>> BEGIN DATA PROVIDED
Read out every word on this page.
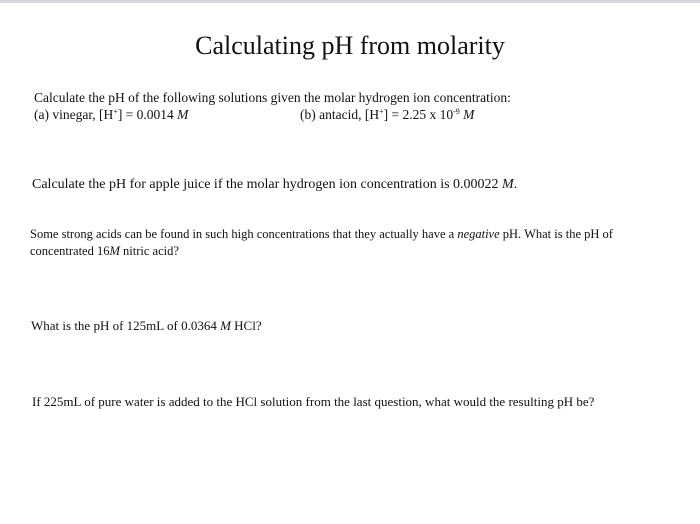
Calculating pH from molarity
Calculate the pH of the following solutions given the molar hydrogen ion concentration:
(a) vinegar, [H+] = 0.0014 M	(b) antacid, [H+] = 2.25 x $10^{-9}$ M
Calculate the pH for apple juice if the molar hydrogen ion concentration is 0.00022 M.
Some strong acids can be found in such high concentrations that they actually have a negative pH. What is the pH of concentrated 16M nitric acid?
What is the pH of 125mL of 0.0364 M HCl?
If 225mL of pure water is added to the HCl solution from the last question, what would the resulting pH be?
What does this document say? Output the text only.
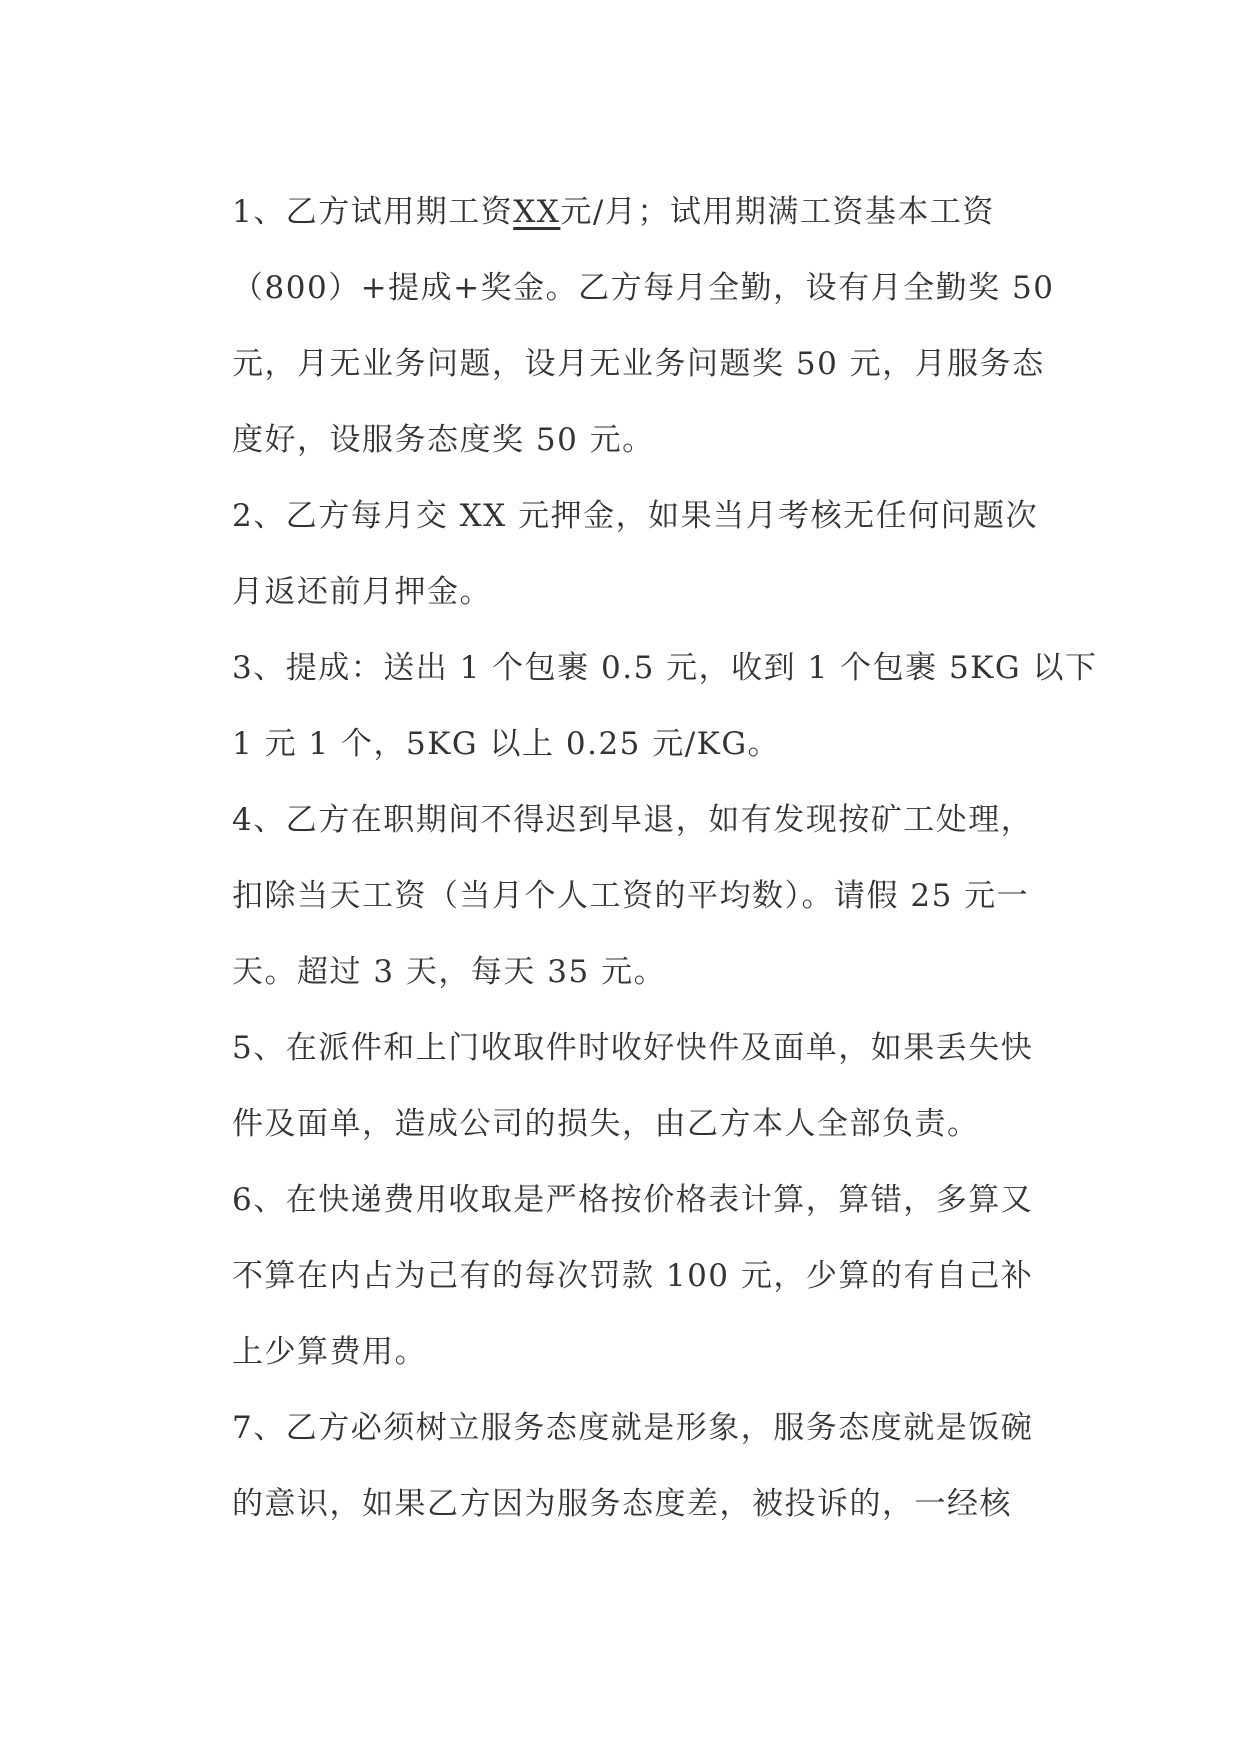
1、乙方试用期工资XX元/月；试用期满工资基本工资
（800）+提成+奖金。乙方每月全勤，设有月全勤奖 50
元，月无业务问题，设月无业务问题奖 50 元，月服务态
度好，设服务态度奖 50 元。

2、乙方每月交 XX 元押金，如果当月考核无任何问题次
月返还前月押金。

3、提成：送出 1 个包裹 0.5 元，收到 1 个包裹 5KG 以下
1 元 1 个，5KG 以上 0.25 元/KG。

4、乙方在职期间不得迟到早退，如有发现按矿工处理，
扣除当天工资（当月个人工资的平均数）。请假 25 元一
天。超过 3 天，每天 35 元。

5、在派件和上门收取件时收好快件及面单，如果丢失快
件及面单，造成公司的损失，由乙方本人全部负责。

6、在快递费用收取是严格按价格表计算，算错，多算又
不算在内占为己有的每次罚款 100 元，少算的有自己补
上少算费用。

7、乙方必须树立服务态度就是形象，服务态度就是饭碗
的意识，如果乙方因为服务态度差，被投诉的，一经核
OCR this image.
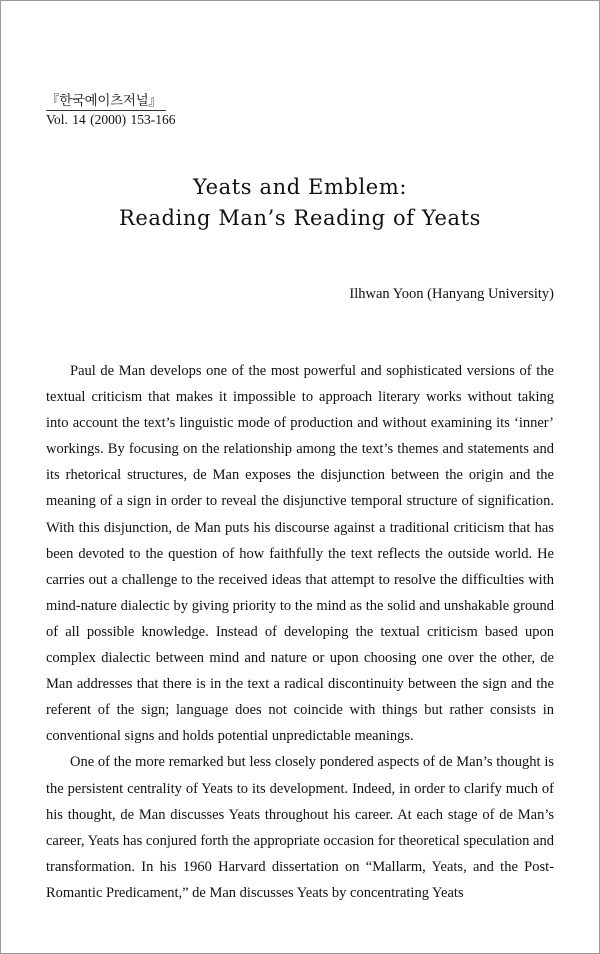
『한국예이츠저널』
Vol. 14 (2000) 153-166
Yeats and Emblem:
Reading Man’s Reading of Yeats
Ilhwan Yoon (Hanyang University)

Paul de Man develops one of the most powerful and sophisticated versions of the textual criticism that makes it impossible to approach literary works without taking into account the text’s linguistic mode of production and without examining its ‘inner’ workings. By focusing on the relationship among the text’s themes and statements and its rhetorical structures, de Man exposes the disjunction between the origin and the meaning of a sign in order to reveal the disjunctive temporal structure of signification. With this disjunction, de Man puts his discourse against a traditional criticism that has been devoted to the question of how faithfully the text reflects the outside world. He carries out a challenge to the received ideas that attempt to resolve the difficulties with mind-nature dialectic by giving priority to the mind as the solid and unshakable ground of all possible knowledge. Instead of developing the textual criticism based upon complex dialectic between mind and nature or upon choosing one over the other, de Man addresses that there is in the text a radical discontinuity between the sign and the referent of the sign; language does not coincide with things but rather consists in conventional signs and holds potential unpredictable meanings.

One of the more remarked but less closely pondered aspects of de Man’s thought is the persistent centrality of Yeats to its development. Indeed, in order to clarify much of his thought, de Man discusses Yeats throughout his career. At each stage of de Man’s career, Yeats has conjured forth the appropriate occasion for theoretical speculation and transformation. In his 1960 Harvard dissertation on “Mallarm, Yeats, and the Post-Romantic Predicament,” de Man discusses Yeats by concentrating Yeats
>> END DATA PROVIDED
Count the lines of the data that contain the string "hydrogen", and reply with that number alone.

_RESPONSE_
2